### [Directions]
Copy out all lines in the data below containing the string "Number".

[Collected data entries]
((
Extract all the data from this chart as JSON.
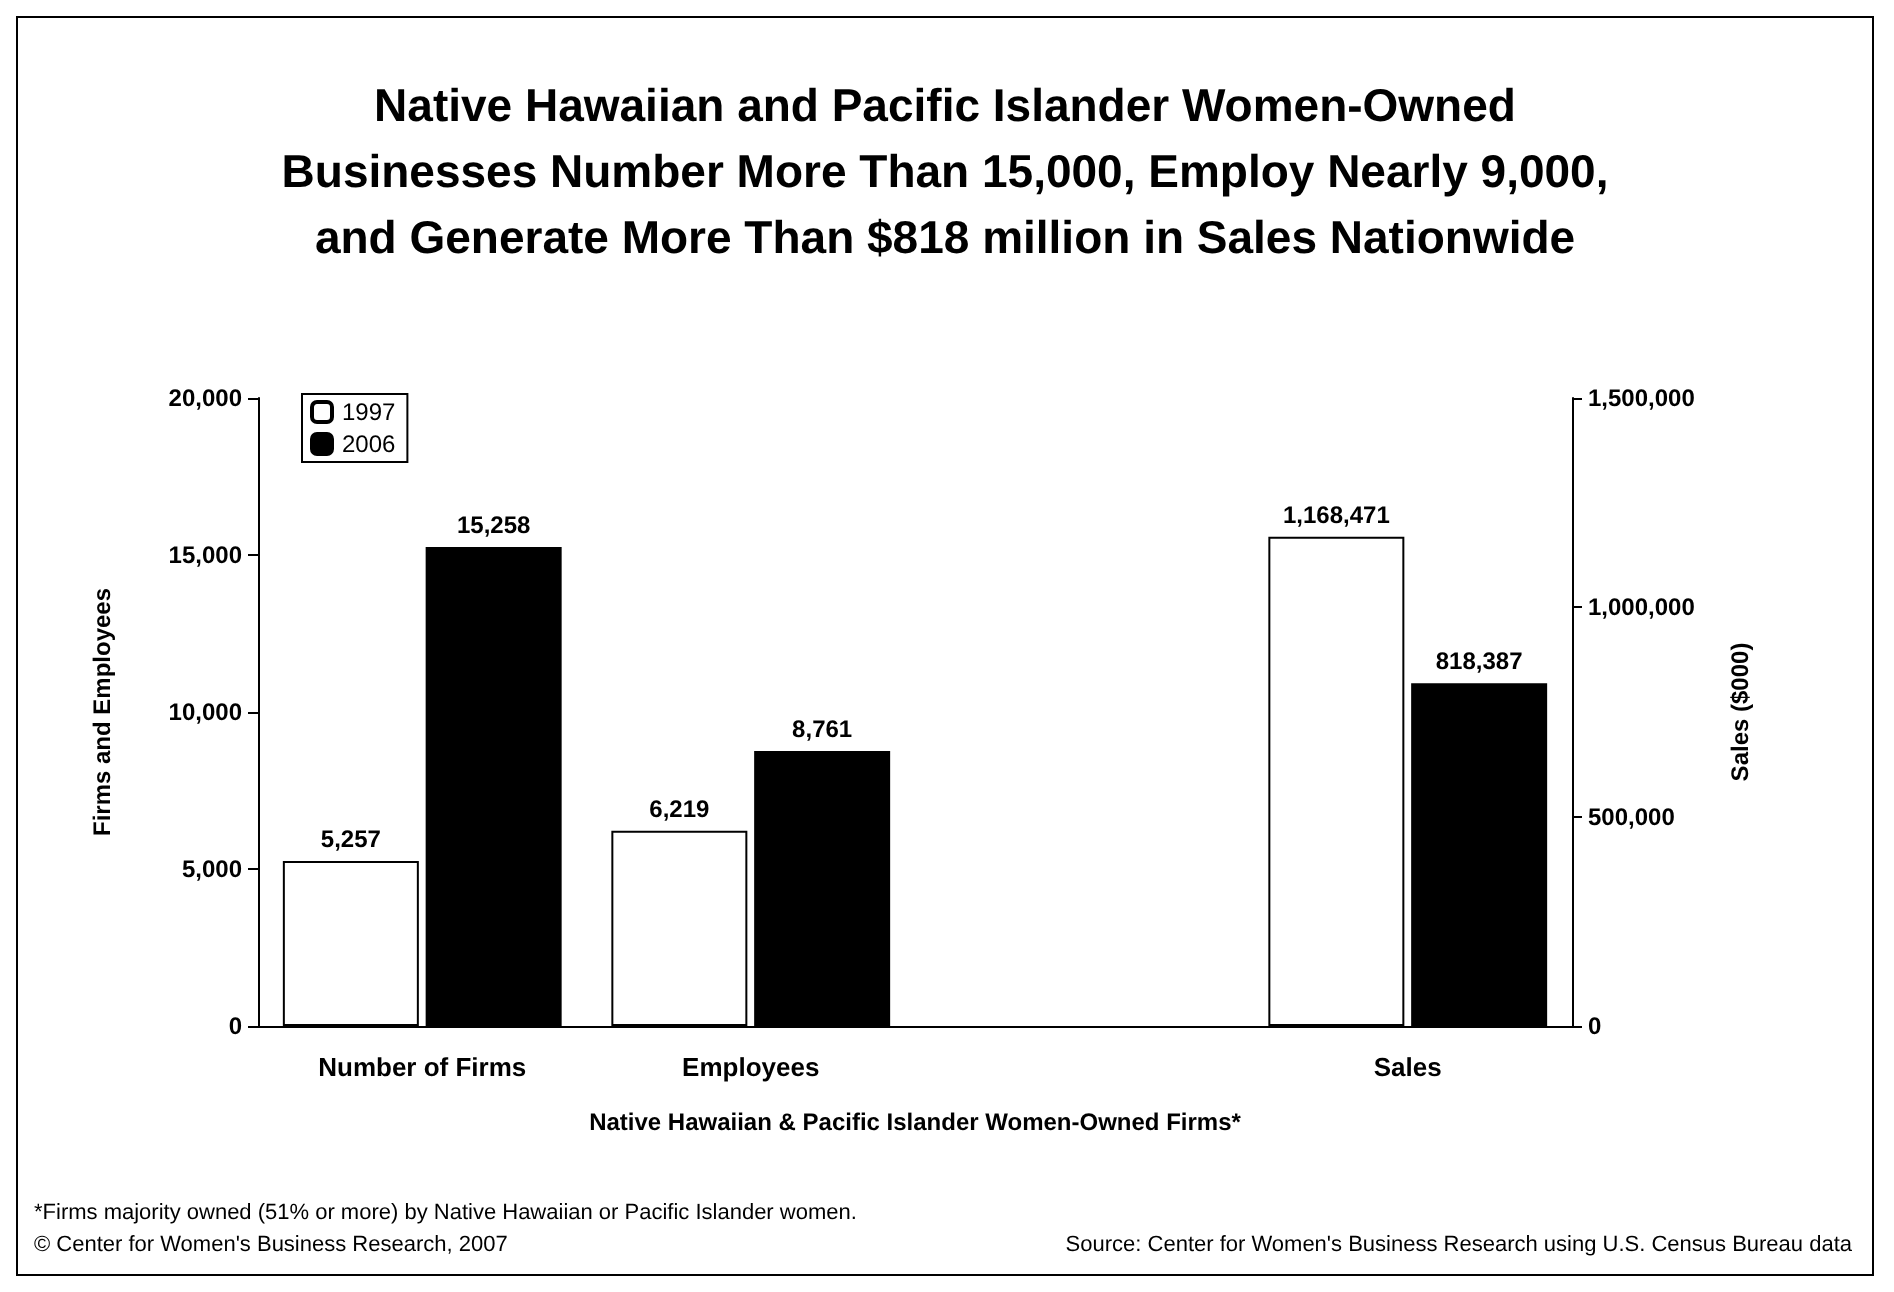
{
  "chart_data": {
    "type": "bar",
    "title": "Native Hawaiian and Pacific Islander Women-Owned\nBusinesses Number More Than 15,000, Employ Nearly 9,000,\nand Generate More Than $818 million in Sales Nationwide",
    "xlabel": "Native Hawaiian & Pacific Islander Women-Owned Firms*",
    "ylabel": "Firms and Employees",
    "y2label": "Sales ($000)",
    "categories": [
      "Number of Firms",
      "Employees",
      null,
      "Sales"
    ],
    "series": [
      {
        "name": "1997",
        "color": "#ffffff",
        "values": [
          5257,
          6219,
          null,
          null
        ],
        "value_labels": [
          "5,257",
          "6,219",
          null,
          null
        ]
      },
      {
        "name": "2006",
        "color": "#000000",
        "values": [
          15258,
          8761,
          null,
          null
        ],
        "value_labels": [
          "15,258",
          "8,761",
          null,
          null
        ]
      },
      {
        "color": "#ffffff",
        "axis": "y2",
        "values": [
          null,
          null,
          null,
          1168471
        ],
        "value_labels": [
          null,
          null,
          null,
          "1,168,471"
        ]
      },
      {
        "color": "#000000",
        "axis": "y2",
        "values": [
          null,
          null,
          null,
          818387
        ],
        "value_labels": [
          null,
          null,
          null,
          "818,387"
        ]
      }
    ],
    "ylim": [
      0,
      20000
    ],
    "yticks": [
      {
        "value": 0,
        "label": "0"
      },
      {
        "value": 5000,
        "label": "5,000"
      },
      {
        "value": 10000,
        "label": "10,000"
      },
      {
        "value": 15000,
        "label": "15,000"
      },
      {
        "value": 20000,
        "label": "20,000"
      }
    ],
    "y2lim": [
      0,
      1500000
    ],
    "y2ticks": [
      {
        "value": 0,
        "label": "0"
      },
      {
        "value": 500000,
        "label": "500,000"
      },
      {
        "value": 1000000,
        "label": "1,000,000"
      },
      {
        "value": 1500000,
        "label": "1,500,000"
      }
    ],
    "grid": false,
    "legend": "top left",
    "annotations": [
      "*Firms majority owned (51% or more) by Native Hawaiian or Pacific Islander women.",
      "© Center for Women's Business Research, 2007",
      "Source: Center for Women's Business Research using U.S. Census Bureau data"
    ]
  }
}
))
((
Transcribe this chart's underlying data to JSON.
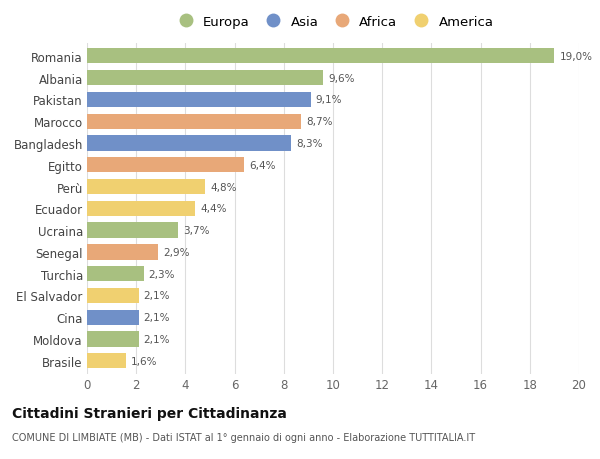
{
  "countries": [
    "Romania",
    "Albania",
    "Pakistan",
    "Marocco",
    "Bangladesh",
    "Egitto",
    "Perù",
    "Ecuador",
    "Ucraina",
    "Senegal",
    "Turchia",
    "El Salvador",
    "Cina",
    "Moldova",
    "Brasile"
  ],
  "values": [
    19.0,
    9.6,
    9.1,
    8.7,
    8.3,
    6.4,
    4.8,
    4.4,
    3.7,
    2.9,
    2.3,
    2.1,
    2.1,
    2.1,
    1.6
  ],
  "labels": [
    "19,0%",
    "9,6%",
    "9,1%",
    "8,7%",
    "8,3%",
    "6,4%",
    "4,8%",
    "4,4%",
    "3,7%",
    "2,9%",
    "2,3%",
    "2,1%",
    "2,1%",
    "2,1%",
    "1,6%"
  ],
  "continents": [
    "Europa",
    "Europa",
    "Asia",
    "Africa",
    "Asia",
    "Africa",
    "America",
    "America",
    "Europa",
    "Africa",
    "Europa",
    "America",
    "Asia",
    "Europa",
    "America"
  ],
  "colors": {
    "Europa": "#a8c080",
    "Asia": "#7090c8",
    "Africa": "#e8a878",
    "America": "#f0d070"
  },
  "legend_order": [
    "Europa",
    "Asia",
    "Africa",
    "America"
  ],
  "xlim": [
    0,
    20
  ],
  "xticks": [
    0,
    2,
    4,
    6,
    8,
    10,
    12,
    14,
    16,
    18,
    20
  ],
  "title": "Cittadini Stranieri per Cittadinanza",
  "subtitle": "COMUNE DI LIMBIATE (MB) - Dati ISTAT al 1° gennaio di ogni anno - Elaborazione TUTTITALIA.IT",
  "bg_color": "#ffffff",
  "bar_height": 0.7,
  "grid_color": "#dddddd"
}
))
### [Solution to this task]
    "title": "Native Hawaiian and Pacific Islander Women-Owned\nBusinesses Number More Than 15,000, Employ Nearly 9,000,\nand Generate More Than $818 million in Sales Nationwide",
      "Number of Firms",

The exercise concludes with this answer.